Ant will probably use the financial holding company to go public. The central bank told Ant in 2021 to fold any financial operation into that entity, which will be regulated more like a bank. Among them are Ant’s payment business Alipay, which in 2020 had 711 million active users, mostly in China, who tapped it to buy everything from a quick coffee to property, generating US$17 trillion in payments over a year. It also could include Ant’s wealth management and credit scoring business. That said, it’s unclear what the final structure will be and if there needs to be even further separation between Ant’s payments operation and other units. Ant has been told to build firewalls to cut direct traffic between Alipay and its other services like wealth management, and to return to its roots as a provider of payments services.
Glory Days | Jack Ma's Ant Group used to be a financial technology juggernaut
7. What does this signal more broadly?

Dataset entries

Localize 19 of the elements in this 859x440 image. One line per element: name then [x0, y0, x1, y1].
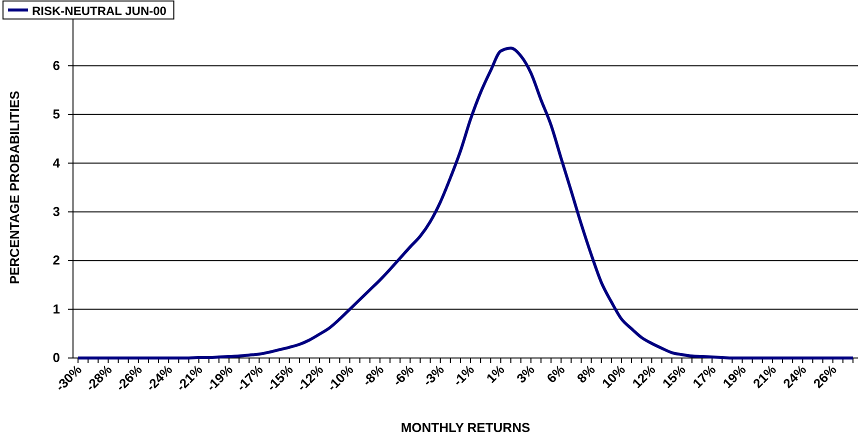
x-tick-label: -8%	[360, 362, 387, 389]
y-tick-label: 6	[52, 58, 60, 73]
y-tick-label: 0	[52, 350, 60, 366]
line-series	[76, 46, 854, 360]
x-tick-label: -6%	[390, 362, 418, 389]
y-tick-label: 5	[52, 106, 60, 122]
y-tick-label: 4	[52, 155, 61, 170]
x-tick-label: 3%	[514, 362, 538, 386]
y-axis-title: PERCENTAGE PROBABILITIES	[7, 90, 22, 284]
y-tick-label: 3	[52, 204, 60, 220]
legend-label: RISK-NEUTRAL JUN-00	[32, 4, 167, 18]
y-tick-label: 2	[52, 252, 60, 268]
y-tick-label: 1	[52, 301, 60, 316]
x-tick-label: -3%	[420, 362, 448, 389]
x-tick-label: 6%	[544, 362, 568, 386]
x-tick-label: 8%	[574, 362, 598, 386]
x-tick-label: 1%	[483, 362, 508, 386]
x-axis-title: MONTHLY RETURNS	[400, 420, 530, 435]
x-tick-label: -1%	[450, 362, 478, 389]
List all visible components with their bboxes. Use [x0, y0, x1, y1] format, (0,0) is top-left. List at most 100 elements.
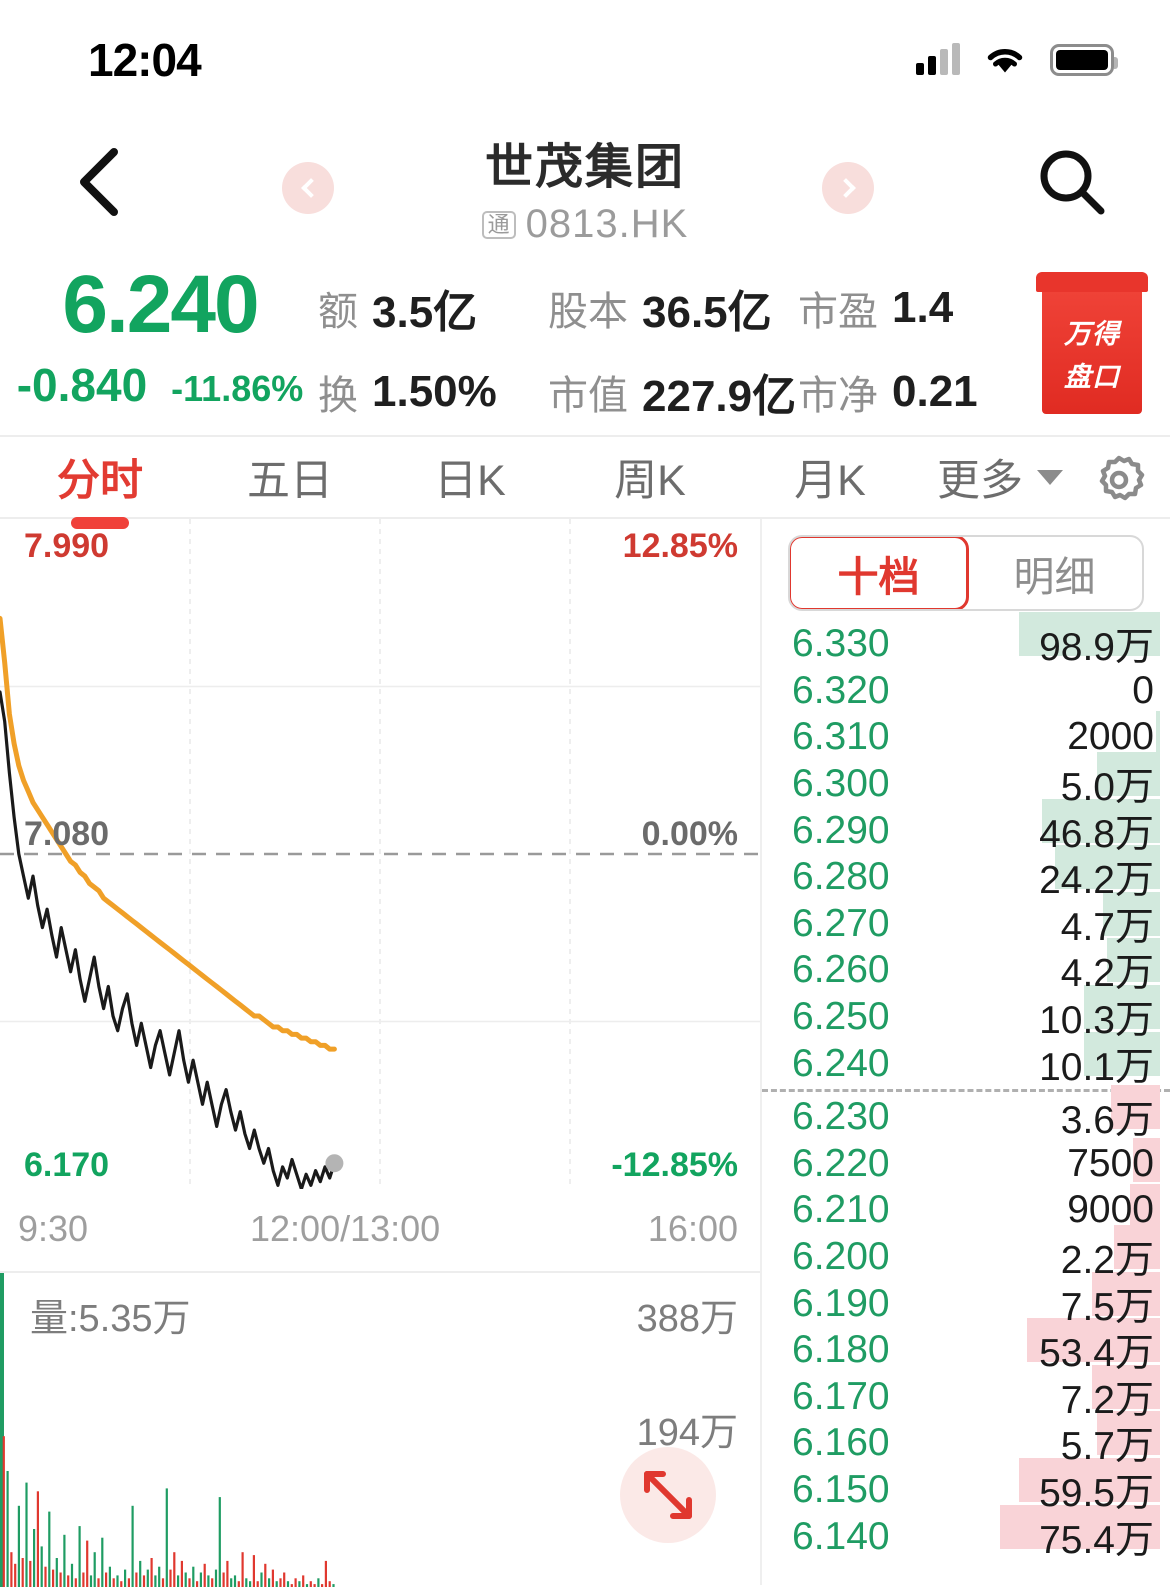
tab-five-day[interactable]: 五日	[200, 446, 380, 508]
order-book-row-ask[interactable]: 6.240 10.1万	[762, 1040, 1170, 1087]
tab-daily-k[interactable]: 日K	[380, 446, 560, 508]
order-book-row-ask[interactable]: 6.270 4.7万	[762, 901, 1170, 948]
order-book-row-bid[interactable]: 6.170 7.2万	[762, 1374, 1170, 1421]
order-book-price: 6.230	[792, 1095, 890, 1139]
tab-monthly-k[interactable]: 月K	[740, 446, 920, 508]
order-book-row-ask[interactable]: 6.310 2000	[762, 714, 1170, 761]
order-book-row-ask[interactable]: 6.290 46.8万	[762, 807, 1170, 854]
chart-axis-bottom-right-percent: -12.85%	[611, 1146, 738, 1185]
quote-panel: 6.240 -0.840 -11.86% 额 3.5亿 股本 36.5亿 市盈 …	[0, 260, 1170, 435]
chart-axis-mid-left-price: 7.080	[24, 815, 109, 854]
order-book-row-bid[interactable]: 6.140 75.4万	[762, 1513, 1170, 1560]
order-book-row-ask[interactable]: 6.300 5.0万	[762, 761, 1170, 808]
stat-value: 1.50%	[372, 367, 497, 417]
tab-more[interactable]: 更多	[920, 446, 1080, 508]
order-book-quantity-cell: 98.9万	[940, 616, 1160, 672]
order-book-price: 6.210	[792, 1188, 890, 1232]
chevron-down-icon	[1037, 470, 1063, 485]
tab-label: 日K	[434, 457, 506, 505]
order-book-price: 6.300	[792, 762, 890, 806]
order-book-tab-group: 十档 明细	[788, 535, 1144, 611]
order-book-row-ask[interactable]: 6.330 98.9万	[762, 621, 1170, 668]
order-book-price: 6.220	[792, 1142, 890, 1186]
chart-tab-bar: 分时 五日 日K 周K 月K 更多	[0, 435, 1170, 517]
tab-label: 分时	[57, 457, 143, 505]
intraday-price-chart[interactable]: 7.990 12.85% 7.080 0.00% 6.170 -12.85%	[0, 519, 760, 1189]
search-icon	[1035, 145, 1109, 219]
order-book-row-ask[interactable]: 6.250 10.3万	[762, 994, 1170, 1041]
order-book-row-bid[interactable]: 6.220 7500	[762, 1141, 1170, 1188]
price-change-absolute: -0.840	[17, 358, 147, 412]
price-change-percent: -11.86%	[171, 368, 303, 410]
time-tick-midday: 12:00/13:00	[250, 1208, 440, 1250]
stat-value: 36.5亿	[642, 276, 772, 340]
status-bar: 12:04	[0, 0, 1170, 120]
volume-bars-svg	[2, 1297, 760, 1587]
order-book-row-bid[interactable]: 6.180 53.4万	[762, 1327, 1170, 1374]
settings-button[interactable]	[1090, 451, 1148, 509]
order-book-price: 6.260	[792, 948, 890, 992]
badge-banner-body: 万得 盘口	[1042, 292, 1142, 414]
stock-name: 世茂集团	[0, 138, 1170, 198]
time-tick-open: 9:30	[18, 1208, 88, 1250]
order-book-list: 6.330 98.9万 6.320 0 6.310 2000 6.300 5.0…	[762, 621, 1170, 1560]
order-book-row-ask[interactable]: 6.320 0	[762, 668, 1170, 715]
order-book-row-bid[interactable]: 6.200 2.2万	[762, 1234, 1170, 1281]
order-book-row-ask[interactable]: 6.260 4.2万	[762, 947, 1170, 994]
stats-grid: 额 3.5亿 股本 36.5亿 市盈 1.4 换 1.50% 市值 227.9亿…	[318, 266, 1018, 434]
chart-axis-top-left-price: 7.990	[24, 527, 109, 566]
price-column: 6.240 -0.840 -11.86%	[0, 260, 320, 412]
fullscreen-expand-icon	[637, 1464, 699, 1526]
badge-banner-top	[1036, 272, 1148, 292]
chart-axis-top-right-percent: 12.85%	[623, 527, 738, 566]
order-book-row-bid[interactable]: 6.230 3.6万	[762, 1094, 1170, 1141]
stat-pb-ratio: 市净 0.21	[798, 350, 1018, 434]
order-book-price: 6.190	[792, 1282, 890, 1326]
order-book-row-ask[interactable]: 6.280 24.2万	[762, 854, 1170, 901]
order-book-quantity: 0	[1132, 669, 1160, 713]
stat-label: 换	[318, 363, 358, 421]
order-book-row-bid[interactable]: 6.150 59.5万	[762, 1467, 1170, 1514]
stat-label: 市值	[548, 363, 628, 421]
tab-trade-detail[interactable]: 明细	[967, 537, 1142, 609]
order-book-quantity-cell: 2000	[940, 715, 1160, 759]
order-book-quantity: 2000	[1067, 715, 1160, 759]
order-book-row-bid[interactable]: 6.160 5.7万	[762, 1420, 1170, 1467]
stat-label: 市净	[798, 363, 878, 421]
order-book-quantity: 75.4万	[1039, 1509, 1160, 1565]
search-button[interactable]	[1032, 142, 1112, 222]
stat-market-cap: 市值 227.9亿	[548, 350, 798, 434]
stat-label: 市盈	[798, 279, 878, 337]
order-book-row-bid[interactable]: 6.210 9000	[762, 1187, 1170, 1234]
stat-value: 227.9亿	[642, 360, 796, 424]
chart-time-axis: 9:30 12:00/13:00 16:00	[0, 1191, 760, 1267]
fullscreen-button[interactable]	[620, 1447, 716, 1543]
gear-icon	[1091, 452, 1147, 508]
tab-weekly-k[interactable]: 周K	[560, 446, 740, 508]
status-bar-icons	[916, 43, 1114, 77]
stat-value: 1.4	[892, 283, 953, 333]
order-book-price: 6.140	[792, 1515, 890, 1559]
status-bar-clock: 12:04	[88, 33, 201, 87]
tab-ten-levels[interactable]: 十档	[788, 535, 969, 611]
order-book-price: 6.270	[792, 902, 890, 946]
wind-orderbook-badge[interactable]: 万得 盘口	[1036, 272, 1148, 414]
stat-label: 额	[318, 279, 358, 337]
battery-icon	[1050, 44, 1114, 76]
badge-line-1: 万得	[1064, 312, 1120, 351]
volume-pane[interactable]: 量:5.35万 388万 194万	[0, 1271, 760, 1587]
stat-pe-ratio: 市盈 1.4	[798, 266, 1018, 350]
order-book-quantity-cell: 9000	[940, 1188, 1160, 1232]
stock-title-block: 世茂集团 通 0813.HK	[0, 138, 1170, 247]
order-book-price: 6.290	[792, 809, 890, 853]
stock-code-line: 通 0813.HK	[0, 202, 1170, 247]
order-book-row-bid[interactable]: 6.190 7.5万	[762, 1280, 1170, 1327]
order-book-quantity: 98.9万	[1039, 616, 1160, 672]
badge-line-2: 盘口	[1064, 355, 1120, 394]
order-book-price: 6.170	[792, 1375, 890, 1419]
order-book-price: 6.200	[792, 1235, 890, 1279]
order-book-price: 6.280	[792, 855, 890, 899]
stat-value: 0.21	[892, 367, 978, 417]
tab-fenshi[interactable]: 分时	[0, 446, 200, 508]
tab-label: 周K	[614, 457, 686, 505]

*REQUIRED ACTIONS*
[A] Print the Ant Group passage verbatim, starting at "Ant will probably" and ending at "of payments services.".
[B] According to the Ant Group passage, how many active users did Alipay have in 2020?

*SET OF ANSWERS*
[A]
Ant will probably use the financial holding company to go public. The central bank told Ant in 2021 to fold any financial operation into that entity, which will be regulated more like a bank. Among them are Ant’s payment business Alipay, which in 2020 had 711 million active users, mostly in China, who tapped it to buy everything from a quick coffee to property, generating US$17 trillion in payments over a year. It also could include Ant’s wealth management and credit scoring business. That said, it’s unclear what the final structure will be and if there needs to be even further separation between Ant’s payments operation and other units. Ant has been told to build firewalls to cut direct traffic between Alipay and its other services like wealth management, and to return to its roots as a provider of payments services.

[B] 711 million, mostly in China.